→ **INSTRUCTION**:
Work out how many lines of the listing hold "pixels", then state only that count.

→ **DATASET ROWS**:

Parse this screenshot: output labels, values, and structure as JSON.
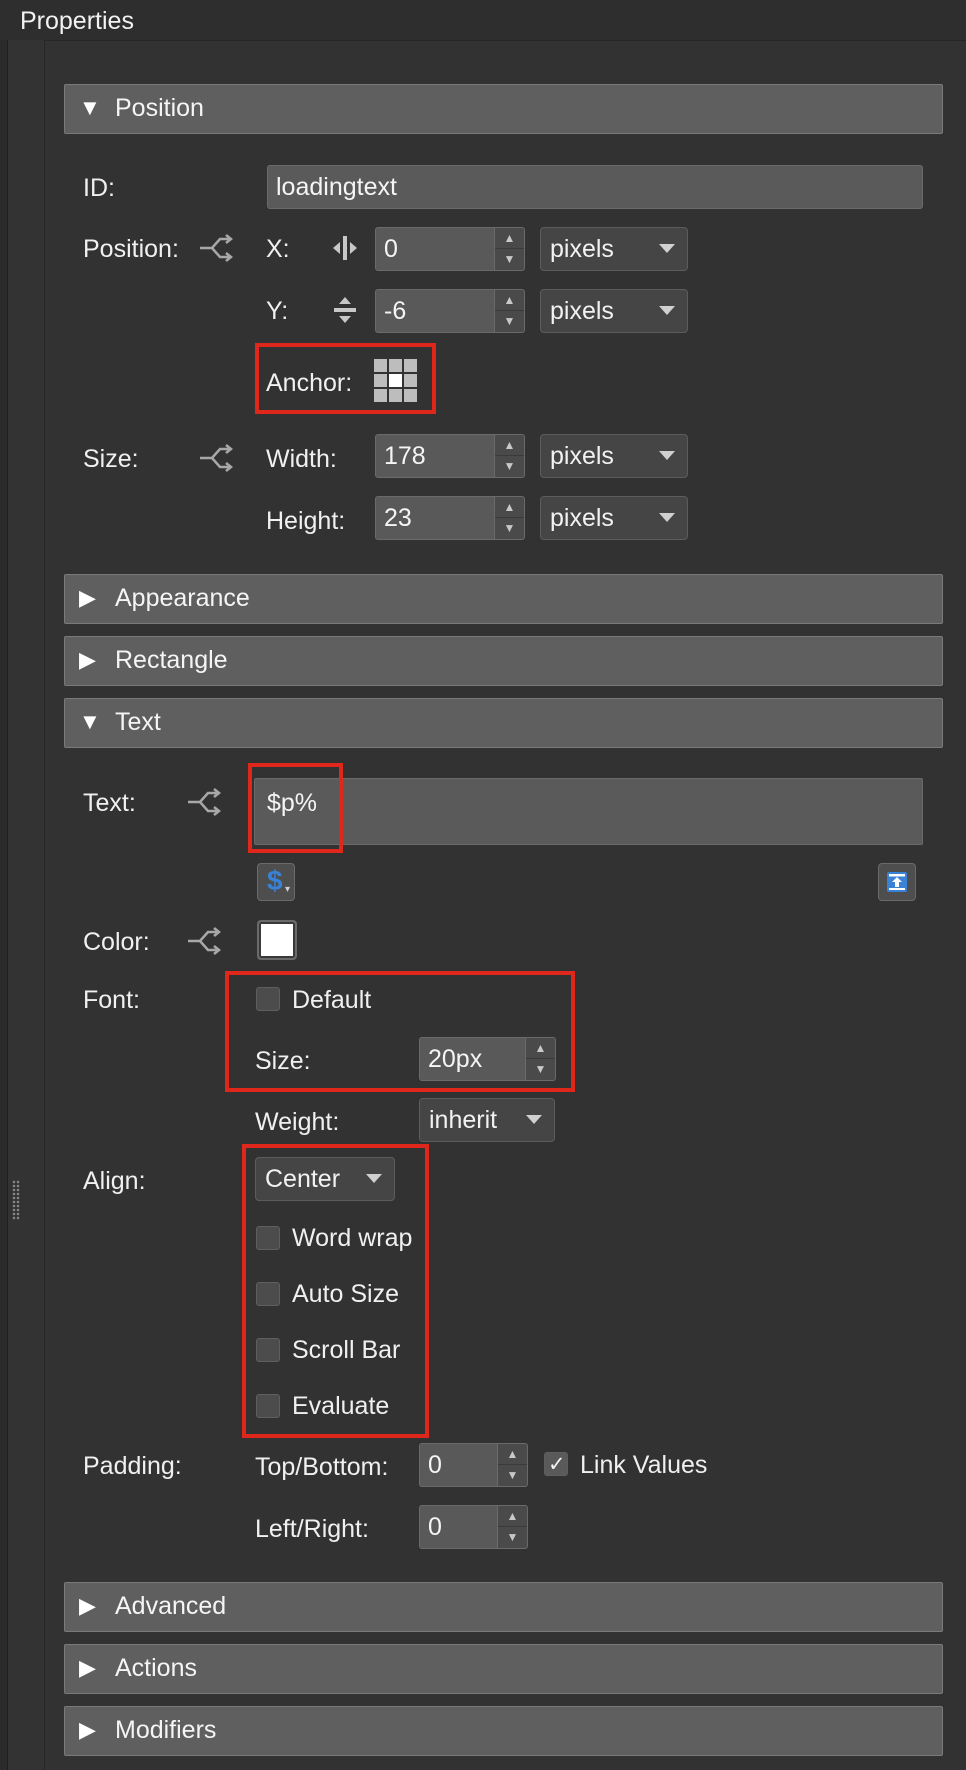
{
  "panel": {
    "title": "Properties"
  },
  "sections": {
    "position": "Position",
    "appearance": "Appearance",
    "rectangle": "Rectangle",
    "text": "Text",
    "advanced": "Advanced",
    "actions": "Actions",
    "modifiers": "Modifiers"
  },
  "position": {
    "id_label": "ID:",
    "id_value": "loadingtext",
    "position_label": "Position:",
    "x_label": "X:",
    "x_value": "0",
    "x_unit": "pixels",
    "y_label": "Y:",
    "y_value": "-6",
    "y_unit": "pixels",
    "anchor_label": "Anchor:",
    "size_label": "Size:",
    "width_label": "Width:",
    "width_value": "178",
    "width_unit": "pixels",
    "height_label": "Height:",
    "height_value": "23",
    "height_unit": "pixels"
  },
  "text": {
    "text_label": "Text:",
    "text_value": "$p%",
    "variable_button": "$",
    "color_label": "Color:",
    "color_value": "#ffffff",
    "font_label": "Font:",
    "default_label": "Default",
    "size_label": "Size:",
    "size_value": "20px",
    "weight_label": "Weight:",
    "weight_value": "inherit",
    "align_label": "Align:",
    "align_value": "Center",
    "word_wrap": "Word wrap",
    "auto_size": "Auto Size",
    "scroll_bar": "Scroll Bar",
    "evaluate": "Evaluate",
    "padding_label": "Padding:",
    "top_bottom_label": "Top/Bottom:",
    "top_bottom_value": "0",
    "link_values": "Link Values",
    "left_right_label": "Left/Right:",
    "left_right_value": "0"
  },
  "colors": {
    "highlight": "#e0271b",
    "background": "#333333",
    "section_header": "#5f5f5f",
    "accent_blue": "#3a82d6"
  }
}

→ **TASK SOLUTION**:
4